[Work to be completed] Your task is to transcribe all of the records exactly and leave out the pictures.

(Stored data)

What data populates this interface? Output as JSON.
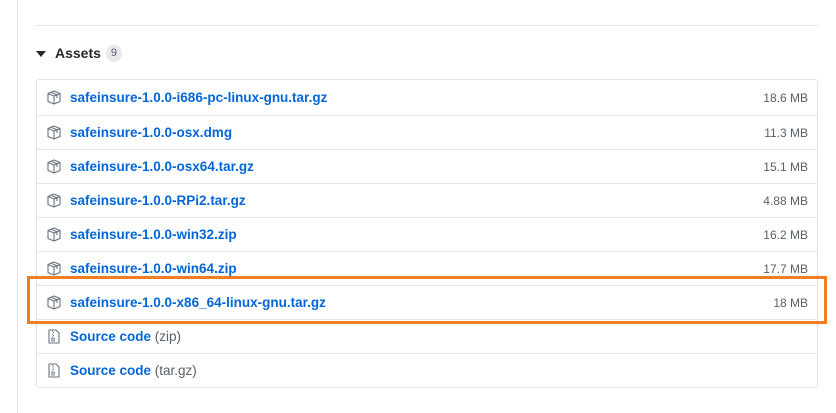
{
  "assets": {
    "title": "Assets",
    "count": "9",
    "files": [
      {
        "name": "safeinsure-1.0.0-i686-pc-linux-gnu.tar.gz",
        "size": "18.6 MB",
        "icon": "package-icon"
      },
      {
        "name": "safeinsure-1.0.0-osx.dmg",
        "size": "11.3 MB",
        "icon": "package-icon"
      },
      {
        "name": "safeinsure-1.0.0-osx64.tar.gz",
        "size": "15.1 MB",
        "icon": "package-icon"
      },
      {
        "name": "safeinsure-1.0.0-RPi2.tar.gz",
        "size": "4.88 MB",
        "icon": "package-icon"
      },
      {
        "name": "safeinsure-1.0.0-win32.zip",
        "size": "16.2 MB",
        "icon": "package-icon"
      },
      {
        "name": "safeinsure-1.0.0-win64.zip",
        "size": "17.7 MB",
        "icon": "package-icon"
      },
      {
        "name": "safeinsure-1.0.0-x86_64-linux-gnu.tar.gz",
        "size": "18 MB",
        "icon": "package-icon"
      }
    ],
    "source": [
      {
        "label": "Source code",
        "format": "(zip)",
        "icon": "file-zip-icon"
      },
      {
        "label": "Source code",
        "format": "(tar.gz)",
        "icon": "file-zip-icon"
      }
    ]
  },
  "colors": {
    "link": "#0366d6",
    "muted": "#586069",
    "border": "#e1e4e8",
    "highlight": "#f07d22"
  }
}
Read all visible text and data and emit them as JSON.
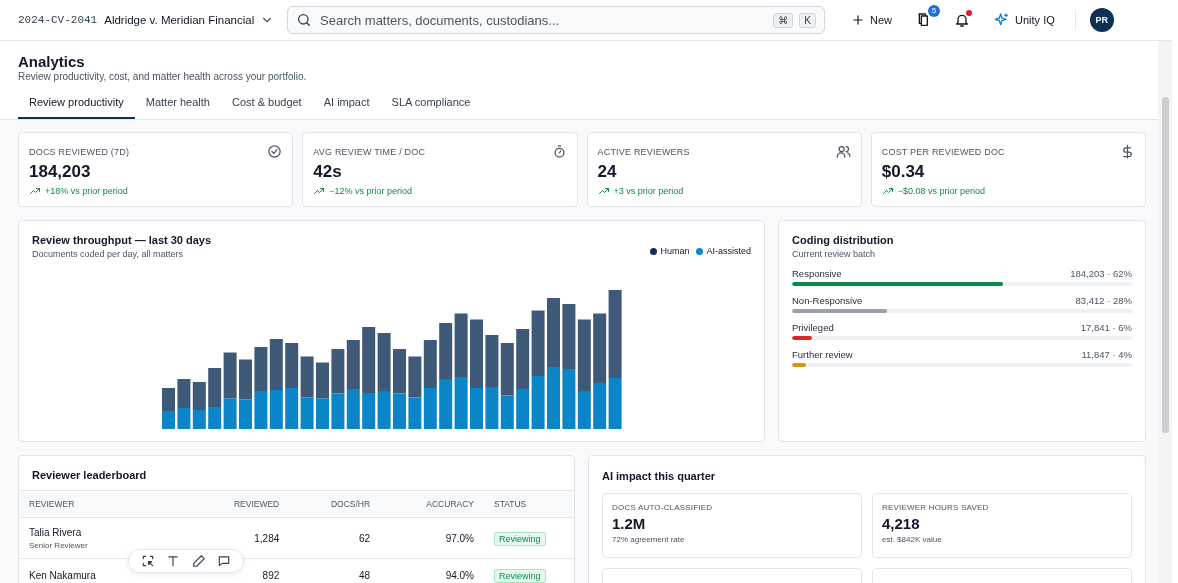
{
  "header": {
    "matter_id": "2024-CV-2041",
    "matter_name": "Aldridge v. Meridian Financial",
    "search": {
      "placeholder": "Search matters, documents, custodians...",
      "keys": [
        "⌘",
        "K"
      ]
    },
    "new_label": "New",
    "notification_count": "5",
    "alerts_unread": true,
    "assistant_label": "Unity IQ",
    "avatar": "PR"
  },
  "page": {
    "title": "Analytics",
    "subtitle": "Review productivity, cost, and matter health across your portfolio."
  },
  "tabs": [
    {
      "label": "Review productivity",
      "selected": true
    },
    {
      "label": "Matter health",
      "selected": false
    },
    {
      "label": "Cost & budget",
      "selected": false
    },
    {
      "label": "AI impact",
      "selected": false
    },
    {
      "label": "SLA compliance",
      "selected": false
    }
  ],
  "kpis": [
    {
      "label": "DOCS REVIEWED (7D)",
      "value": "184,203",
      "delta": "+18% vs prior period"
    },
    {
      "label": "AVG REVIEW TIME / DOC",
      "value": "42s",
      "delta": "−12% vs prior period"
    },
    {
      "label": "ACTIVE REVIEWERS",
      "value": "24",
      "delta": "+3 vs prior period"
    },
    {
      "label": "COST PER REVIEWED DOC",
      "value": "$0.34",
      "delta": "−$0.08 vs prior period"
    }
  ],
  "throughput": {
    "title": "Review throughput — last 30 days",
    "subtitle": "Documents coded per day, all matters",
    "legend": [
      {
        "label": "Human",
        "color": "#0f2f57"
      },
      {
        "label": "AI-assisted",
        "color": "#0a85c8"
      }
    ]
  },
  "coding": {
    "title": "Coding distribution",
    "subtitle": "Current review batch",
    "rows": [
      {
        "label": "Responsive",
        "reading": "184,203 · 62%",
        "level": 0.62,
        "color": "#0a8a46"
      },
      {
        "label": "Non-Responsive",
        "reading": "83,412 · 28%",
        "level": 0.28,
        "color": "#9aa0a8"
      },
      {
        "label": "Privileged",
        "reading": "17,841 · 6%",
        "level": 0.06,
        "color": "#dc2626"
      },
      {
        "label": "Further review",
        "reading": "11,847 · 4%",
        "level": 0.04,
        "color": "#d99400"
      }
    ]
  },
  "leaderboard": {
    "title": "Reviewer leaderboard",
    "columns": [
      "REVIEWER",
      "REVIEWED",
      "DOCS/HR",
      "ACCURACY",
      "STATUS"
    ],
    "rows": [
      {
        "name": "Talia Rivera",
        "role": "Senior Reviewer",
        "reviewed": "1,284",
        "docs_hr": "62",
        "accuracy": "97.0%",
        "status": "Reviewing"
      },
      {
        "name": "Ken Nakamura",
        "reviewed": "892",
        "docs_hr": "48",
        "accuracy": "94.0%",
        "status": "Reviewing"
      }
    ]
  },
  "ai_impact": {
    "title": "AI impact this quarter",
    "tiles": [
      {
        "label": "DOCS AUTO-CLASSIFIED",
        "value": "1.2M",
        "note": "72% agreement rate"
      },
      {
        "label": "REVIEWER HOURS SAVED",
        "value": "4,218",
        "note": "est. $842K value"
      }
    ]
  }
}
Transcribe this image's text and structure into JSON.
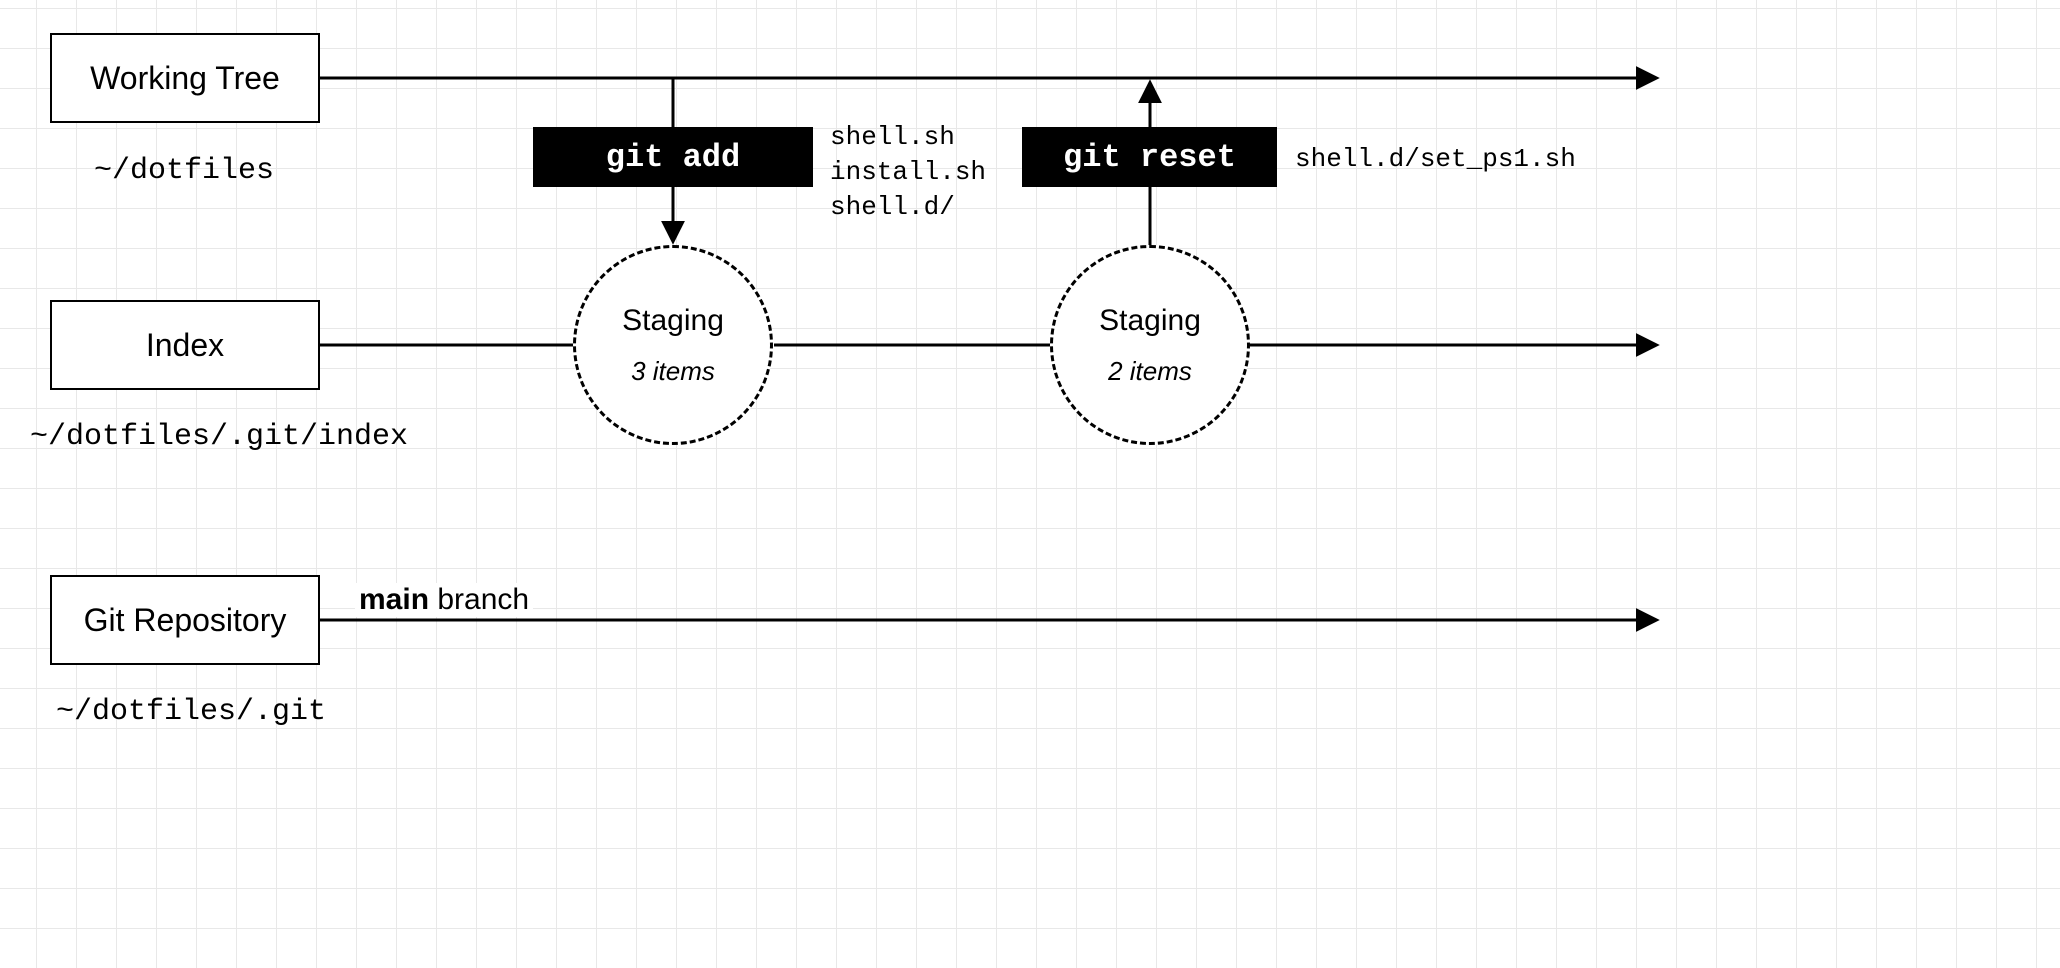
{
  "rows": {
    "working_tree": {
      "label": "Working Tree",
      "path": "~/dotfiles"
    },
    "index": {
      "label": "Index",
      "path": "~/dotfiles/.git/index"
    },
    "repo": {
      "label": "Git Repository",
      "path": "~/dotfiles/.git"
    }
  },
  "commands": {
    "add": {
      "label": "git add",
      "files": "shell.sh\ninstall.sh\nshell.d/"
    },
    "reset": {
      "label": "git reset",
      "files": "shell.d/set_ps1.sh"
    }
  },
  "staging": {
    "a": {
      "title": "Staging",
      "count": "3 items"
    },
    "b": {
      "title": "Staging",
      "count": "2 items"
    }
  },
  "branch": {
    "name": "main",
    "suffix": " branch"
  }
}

[The output]
What data populates this interface? Output as JSON.
{
  "assets": {
    "title": "Assets",
    "count": "9",
    "files": [
      {
        "name": "safeinsure-1.0.0-i686-pc-linux-gnu.tar.gz",
        "size": "18.6 MB",
        "icon": "package-icon"
      },
      {
        "name": "safeinsure-1.0.0-osx.dmg",
        "size": "11.3 MB",
        "icon": "package-icon"
      },
      {
        "name": "safeinsure-1.0.0-osx64.tar.gz",
        "size": "15.1 MB",
        "icon": "package-icon"
      },
      {
        "name": "safeinsure-1.0.0-RPi2.tar.gz",
        "size": "4.88 MB",
        "icon": "package-icon"
      },
      {
        "name": "safeinsure-1.0.0-win32.zip",
        "size": "16.2 MB",
        "icon": "package-icon"
      },
      {
        "name": "safeinsure-1.0.0-win64.zip",
        "size": "17.7 MB",
        "icon": "package-icon"
      },
      {
        "name": "safeinsure-1.0.0-x86_64-linux-gnu.tar.gz",
        "size": "18 MB",
        "icon": "package-icon"
      }
    ],
    "source": [
      {
        "label": "Source code",
        "format": "(zip)",
        "icon": "file-zip-icon"
      },
      {
        "label": "Source code",
        "format": "(tar.gz)",
        "icon": "file-zip-icon"
      }
    ]
  },
  "colors": {
    "link": "#0366d6",
    "muted": "#586069",
    "border": "#e1e4e8",
    "highlight": "#f07d22"
  }
}
Read all visible text and data and emit them as JSON.
{
  "header": {
    "matter_id": "2024-CV-2041",
    "matter_name": "Aldridge v. Meridian Financial",
    "search": {
      "placeholder": "Search matters, documents, custodians...",
      "keys": [
        "⌘",
        "K"
      ]
    },
    "new_label": "New",
    "notification_count": "5",
    "alerts_unread": true,
    "assistant_label": "Unity IQ",
    "avatar": "PR"
  },
  "page": {
    "title": "Analytics",
    "subtitle": "Review productivity, cost, and matter health across your portfolio."
  },
  "tabs": [
    {
      "label": "Review productivity",
      "selected": true
    },
    {
      "label": "Matter health",
      "selected": false
    },
    {
      "label": "Cost & budget",
      "selected": false
    },
    {
      "label": "AI impact",
      "selected": false
    },
    {
      "label": "SLA compliance",
      "selected": false
    }
  ],
  "kpis": [
    {
      "label": "DOCS REVIEWED (7D)",
      "value": "184,203",
      "delta": "+18% vs prior period"
    },
    {
      "label": "AVG REVIEW TIME / DOC",
      "value": "42s",
      "delta": "−12% vs prior period"
    },
    {
      "label": "ACTIVE REVIEWERS",
      "value": "24",
      "delta": "+3 vs prior period"
    },
    {
      "label": "COST PER REVIEWED DOC",
      "value": "$0.34",
      "delta": "−$0.08 vs prior period"
    }
  ],
  "throughput": {
    "title": "Review throughput — last 30 days",
    "subtitle": "Documents coded per day, all matters",
    "legend": [
      {
        "label": "Human",
        "color": "#0f2f57"
      },
      {
        "label": "AI-assisted",
        "color": "#0a85c8"
      }
    ]
  },
  "coding": {
    "title": "Coding distribution",
    "subtitle": "Current review batch",
    "rows": [
      {
        "label": "Responsive",
        "reading": "184,203 · 62%",
        "level": 0.62,
        "color": "#0a8a46"
      },
      {
        "label": "Non-Responsive",
        "reading": "83,412 · 28%",
        "level": 0.28,
        "color": "#9aa0a8"
      },
      {
        "label": "Privileged",
        "reading": "17,841 · 6%",
        "level": 0.06,
        "color": "#dc2626"
      },
      {
        "label": "Further review",
        "reading": "11,847 · 4%",
        "level": 0.04,
        "color": "#d99400"
      }
    ]
  },
  "leaderboard": {
    "title": "Reviewer leaderboard",
    "columns": [
      "REVIEWER",
      "REVIEWED",
      "DOCS/HR",
      "ACCURACY",
      "STATUS"
    ],
    "rows": [
      {
        "name": "Talia Rivera",
        "role": "Senior Reviewer",
        "reviewed": "1,284",
        "docs_hr": "62",
        "accuracy": "97.0%",
        "status": "Reviewing"
      },
      {
        "name": "Ken Nakamura",
        "reviewed": "892",
        "docs_hr": "48",
        "accuracy": "94.0%",
        "status": "Reviewing"
      }
    ]
  },
  "ai_impact": {
    "title": "AI impact this quarter",
    "tiles": [
      {
        "label": "DOCS AUTO-CLASSIFIED",
        "value": "1.2M",
        "note": "72% agreement rate"
      },
      {
        "label": "REVIEWER HOURS SAVED",
        "value": "4,218",
        "note": "est. $842K value"
      }
    ]
  }
}
Transcribe this image's text and structure into JSON.
{
  "rows": {
    "working_tree": {
      "label": "Working Tree",
      "path": "~/dotfiles"
    },
    "index": {
      "label": "Index",
      "path": "~/dotfiles/.git/index"
    },
    "repo": {
      "label": "Git Repository",
      "path": "~/dotfiles/.git"
    }
  },
  "commands": {
    "add": {
      "label": "git add",
      "files": "shell.sh\ninstall.sh\nshell.d/"
    },
    "reset": {
      "label": "git reset",
      "files": "shell.d/set_ps1.sh"
    }
  },
  "staging": {
    "a": {
      "title": "Staging",
      "count": "3 items"
    },
    "b": {
      "title": "Staging",
      "count": "2 items"
    }
  },
  "branch": {
    "name": "main",
    "suffix": " branch"
  }
}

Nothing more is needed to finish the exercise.